■ WRITTEN EXERCISE 1: Echo, word for word, everything in the passage on government legacies from "The evening ‘Stand" down to "own thirsty land.".

■ SELECTED EXCERPT:
______________________________

The evening ‘Stand to!’ took
place without incident. Much worse
things than that were to happen to us before we saw England again. It was just an unexpected incident, with no harm done. It was an incident that has been brought to
the forefront of my memory by recent floods on our own thirsty land.
Legacies!
Spokesmen
for the Coalition Government complain ad
nauseum about the terrible financial legacy left them by their
predecessors. It’s true that they took
over at a time of financial crisis; thugh it was not one created by the
previous Government, but by the greed and incompetence of the bankers. I remember that in the last months of the
Labour Government, Britain ’s
economy was showing signs of the green shoots of economic recovery. We were
beginning to pull out of recession. I wouldn’t suggest that that Government
deserved any special credit for those signs of recovery – but their successors
certainly bear some responsibility for destroying them with their blindly
applied brake on public expenditure.
I
wonder if the members of today’s government ever give thought to the legacy
that they will leave their successors.
They hope that they will have reduced substantially the national
deficit, the gap between government expenditure and government income from taxation.
Whether they will succeed is uncertain – I think it unlikely until the
seriously wealthy can be persuaded (or coerced) into carrying their fair share
of the burden.
What
is certain is that we shall have become a nation of debtors, with every
university graduate carrying a lifelong burden.
Joining them, from the other end of the social scale, will be the former
council tenants persuaded to take out mortgages in pursuit of the dream of ‘home ownership for all’ and to ensure
that, with council tenancies being now on a temporary basis only, they secure
for themselves a home for life..
Already evident is the creation of a
disillusioned and disheartened population, including a vast army of young,
bored and impoverished unemployed people, rapidly becoming unemployable and
completely alienated from society. Their only legal hope of escape from a life
of poverty is the very remote possibility of ‘coming up on the lottery!’ It will need only the spark of unjustified police
violence for them to explode into the kind of rioting that we experienced last
year.

______________________________

■ RAW RECORDS:
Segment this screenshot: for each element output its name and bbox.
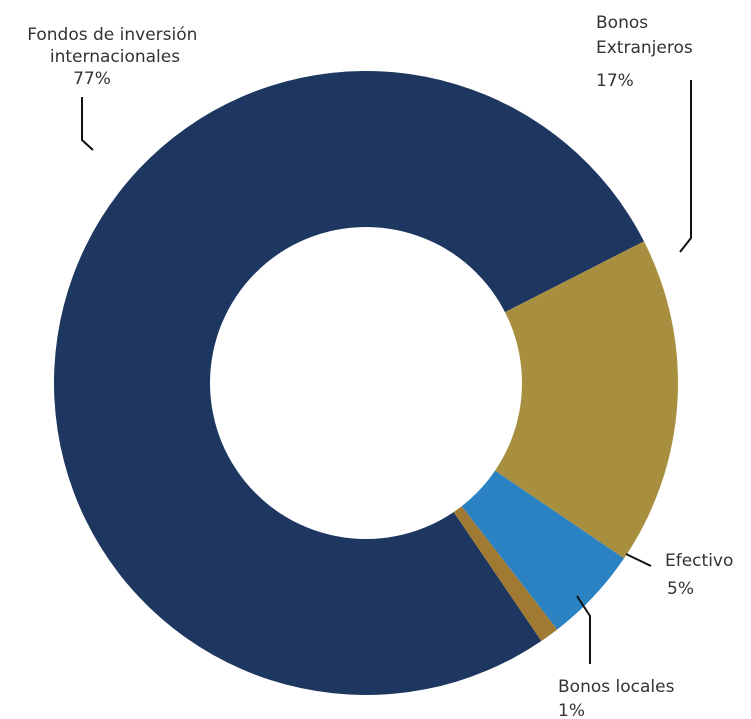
- slice-label-efectivo-name: Efectivo: [665, 551, 733, 571]
- slice-label-bonos-extranjeros-line1: Bonos: [596, 13, 648, 33]
- slice-value-efectivo: 5%: [667, 579, 694, 599]
- leader-line-fondos: [81, 97, 94, 151]
- slice-label-bonos-locales: Bonos locales 1%: [558, 595, 675, 719]
- slice-label-fondos-line2: internacionales: [50, 47, 180, 67]
- slice-bonos-extranjeros: [366, 241, 679, 559]
- slice-label-fondos-line1: Fondos de inversión: [27, 25, 197, 45]
- svg-text:Fondos de inversión inte: Fondos de inversión internacionales: [27, 25, 203, 67]
- leader-line-bonos-locales: [576, 595, 591, 664]
- slice-value-bonos-extranjeros: 17%: [596, 71, 634, 91]
- slice-value-bonos-locales: 1%: [558, 701, 585, 719]
- slice-value-fondos: 77%: [73, 69, 111, 89]
- slice-label-bonos-extranjeros: Bonos Extranjeros 17%: [596, 13, 693, 253]
- slice-label-bonos-locales-name: Bonos locales: [558, 677, 675, 697]
- slice-label-bonos-extranjeros-line2: Extranjeros: [596, 38, 693, 58]
- leader-line-efectivo: [625, 553, 652, 567]
- svg-text:Bonos Extranjeros: Bonos Extranjeros: [596, 13, 693, 58]
- slice-label-efectivo: Efectivo 5%: [625, 551, 733, 599]
- donut-hole: [210, 227, 522, 539]
- leader-line-bonos-extranjeros: [679, 80, 692, 253]
- slice-label-fondos: Fondos de inversión internacionales 77%: [27, 25, 203, 151]
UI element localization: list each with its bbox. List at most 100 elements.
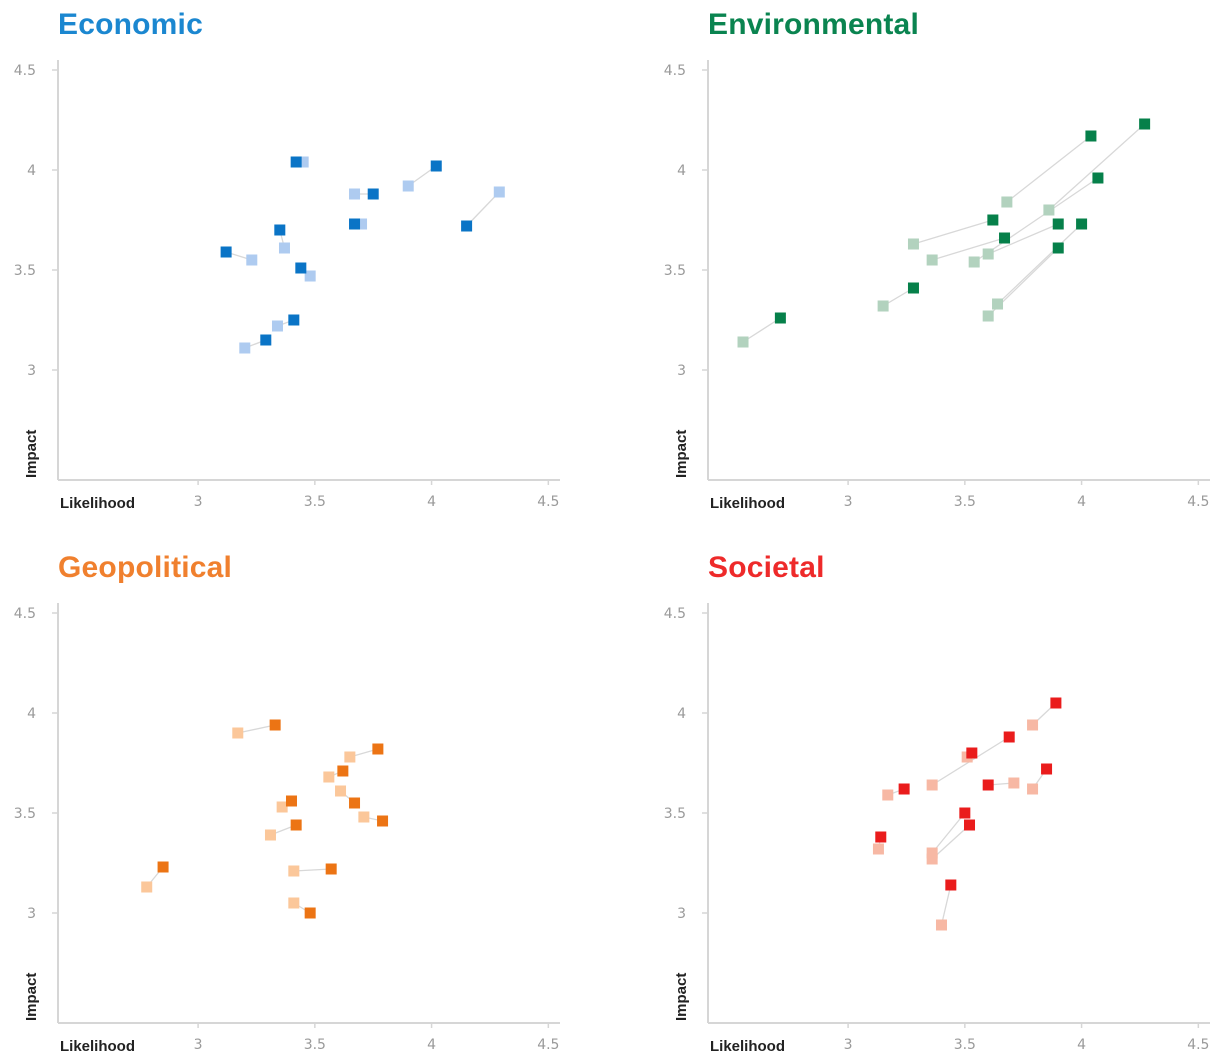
y-tick-label: 4.5 <box>14 63 36 79</box>
previous-point <box>1043 204 1055 216</box>
current-point <box>285 795 297 807</box>
y-tick-label: 3 <box>677 363 686 379</box>
previous-point <box>349 188 361 200</box>
y-axis-label: Impact <box>23 973 40 1021</box>
current-point <box>349 797 361 809</box>
chart-title: Societal <box>708 551 825 584</box>
previous-point <box>907 238 919 250</box>
current-point <box>1139 118 1151 130</box>
current-point <box>1050 697 1062 709</box>
connector-line <box>931 812 966 854</box>
current-point <box>274 224 286 236</box>
y-tick-label: 4.5 <box>664 606 686 622</box>
connector-line <box>940 884 952 926</box>
previous-point <box>982 310 994 322</box>
y-tick-label: 4 <box>677 706 686 722</box>
y-tick-label: 4.5 <box>14 606 36 622</box>
previous-point <box>358 811 370 823</box>
x-tick-label: 3 <box>194 1037 203 1053</box>
previous-point <box>992 298 1004 310</box>
current-point <box>1052 242 1064 254</box>
current-point <box>304 907 316 919</box>
previous-point <box>264 829 276 841</box>
current-point <box>774 312 786 324</box>
x-axis-label: Likelihood <box>60 1038 135 1055</box>
current-point <box>157 861 169 873</box>
x-tick-label: 3 <box>844 494 853 510</box>
panel-geopolitical: Geopolitical 3 3.5 4 4.5 3 3.5 4 4.5 Likelihood I… <box>0 543 600 1063</box>
y-axis-label: Impact <box>673 430 690 478</box>
y-tick-label: 4 <box>677 163 686 179</box>
current-point <box>959 807 971 819</box>
x-tick-label: 3.5 <box>954 494 976 510</box>
previous-point <box>493 186 505 198</box>
current-point <box>295 262 307 274</box>
y-axis-label: Impact <box>673 973 690 1021</box>
x-axis-label: Likelihood <box>710 1038 785 1055</box>
current-point <box>461 220 473 232</box>
environmental-scatter-plot: 3 3.5 4 4.5 3 3.5 4 4.5 Likelihood Impact <box>664 60 1210 512</box>
current-point <box>367 188 379 200</box>
current-point <box>337 765 349 777</box>
x-tick-label: 4.5 <box>1187 1037 1209 1053</box>
previous-point <box>288 897 300 909</box>
panel-economic: Economic 3 3.5 4 4.5 3 3.5 4 4.5 Likelihood Impac… <box>0 0 600 520</box>
previous-point <box>356 218 368 230</box>
x-tick-label: 3 <box>194 494 203 510</box>
connector-line <box>742 317 781 343</box>
chart-title: Geopolitical <box>58 551 233 584</box>
connector-line <box>237 724 276 734</box>
y-tick-label: 3 <box>27 363 36 379</box>
current-point <box>1052 218 1064 230</box>
previous-point <box>288 865 300 877</box>
current-point <box>372 743 384 755</box>
previous-point <box>926 853 938 865</box>
x-tick-label: 3.5 <box>304 494 326 510</box>
current-point <box>982 779 994 791</box>
previous-point <box>1027 719 1039 731</box>
previous-point <box>872 843 884 855</box>
y-tick-label: 3.5 <box>14 806 36 822</box>
x-tick-label: 4.5 <box>1187 494 1209 510</box>
y-tick-label: 4 <box>27 163 36 179</box>
y-tick-label: 4.5 <box>664 63 686 79</box>
previous-point <box>882 789 894 801</box>
x-tick-label: 4.5 <box>537 494 559 510</box>
current-point <box>377 815 389 827</box>
y-tick-label: 3.5 <box>14 263 36 279</box>
current-point <box>290 819 302 831</box>
connector-line <box>1006 135 1092 203</box>
connector-line <box>931 237 1005 261</box>
current-point <box>1076 218 1088 230</box>
previous-point <box>323 771 335 783</box>
current-point <box>875 831 887 843</box>
previous-point <box>232 727 244 739</box>
x-tick-label: 4 <box>427 1037 436 1053</box>
panel-environmental: Environmental 3 3.5 4 4.5 3 3.5 4 4.5 Likelihood… <box>650 0 1212 520</box>
current-point <box>1085 130 1097 142</box>
previous-point <box>877 300 889 312</box>
x-axis-label: Likelihood <box>60 495 135 512</box>
current-point <box>269 719 281 731</box>
previous-point <box>926 779 938 791</box>
x-tick-label: 3.5 <box>954 1037 976 1053</box>
current-point <box>1041 763 1053 775</box>
current-point <box>898 783 910 795</box>
x-tick-label: 3 <box>844 1037 853 1053</box>
previous-point <box>402 180 414 192</box>
current-point <box>325 863 337 875</box>
panel-societal: Societal 3 3.5 4 4.5 3 3.5 4 4.5 Likelihood Impac… <box>650 543 1212 1063</box>
x-tick-label: 4 <box>427 494 436 510</box>
previous-point <box>935 919 947 931</box>
y-axis-label: Impact <box>23 430 40 478</box>
y-tick-label: 4 <box>27 706 36 722</box>
y-tick-label: 3.5 <box>664 263 686 279</box>
y-tick-label: 3 <box>27 906 36 922</box>
previous-point <box>344 751 356 763</box>
current-point <box>288 314 300 326</box>
economic-scatter-plot: 3 3.5 4 4.5 3 3.5 4 4.5 Likelihood Impact <box>14 60 560 512</box>
previous-point <box>737 336 749 348</box>
current-point <box>1092 172 1104 184</box>
connector-line <box>1048 123 1146 211</box>
current-point <box>945 879 957 891</box>
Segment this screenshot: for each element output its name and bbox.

______________________________

■ WRITTEN EXERCISE 2: From the rows above, duplicate exactly everything from the line containing "y-tick-label: 4.5 <box>14 63 36 79</box>" down to the line containing "y-tick-label: 4.5 <box>14 606 36 622</box>", including both of those lines.

■ OUTPUT 1:
The evening ‘Stand to!’ took
place without incident. Much worse
things than that were to happen to us before we saw England again. It was just an unexpected incident, with no harm done. It was an incident that has been brought to
the forefront of my memory by recent floods on our own thirsty land.

■ OUTPUT 2:
y-tick-label: 4.5 <box>14 63 36 79</box>
previous-point <box>1043 204 1055 216</box>
current-point <box>285 795 297 807</box>
y-tick-label: 3 <box>677 363 686 379</box>
previous-point <box>349 188 361 200</box>
y-axis-label: Impact <box>23 973 40 1021</box>
current-point <box>349 797 361 809</box>
chart-title: Societal <box>708 551 825 584</box>
previous-point <box>907 238 919 250</box>
current-point <box>1139 118 1151 130</box>
current-point <box>1050 697 1062 709</box>
connector-line <box>931 812 966 854</box>
current-point <box>274 224 286 236</box>
y-tick-label: 4.5 <box>664 606 686 622</box>
connector-line <box>940 884 952 926</box>
previous-point <box>982 310 994 322</box>
y-tick-label: 4 <box>677 706 686 722</box>
y-tick-label: 4.5 <box>14 606 36 622</box>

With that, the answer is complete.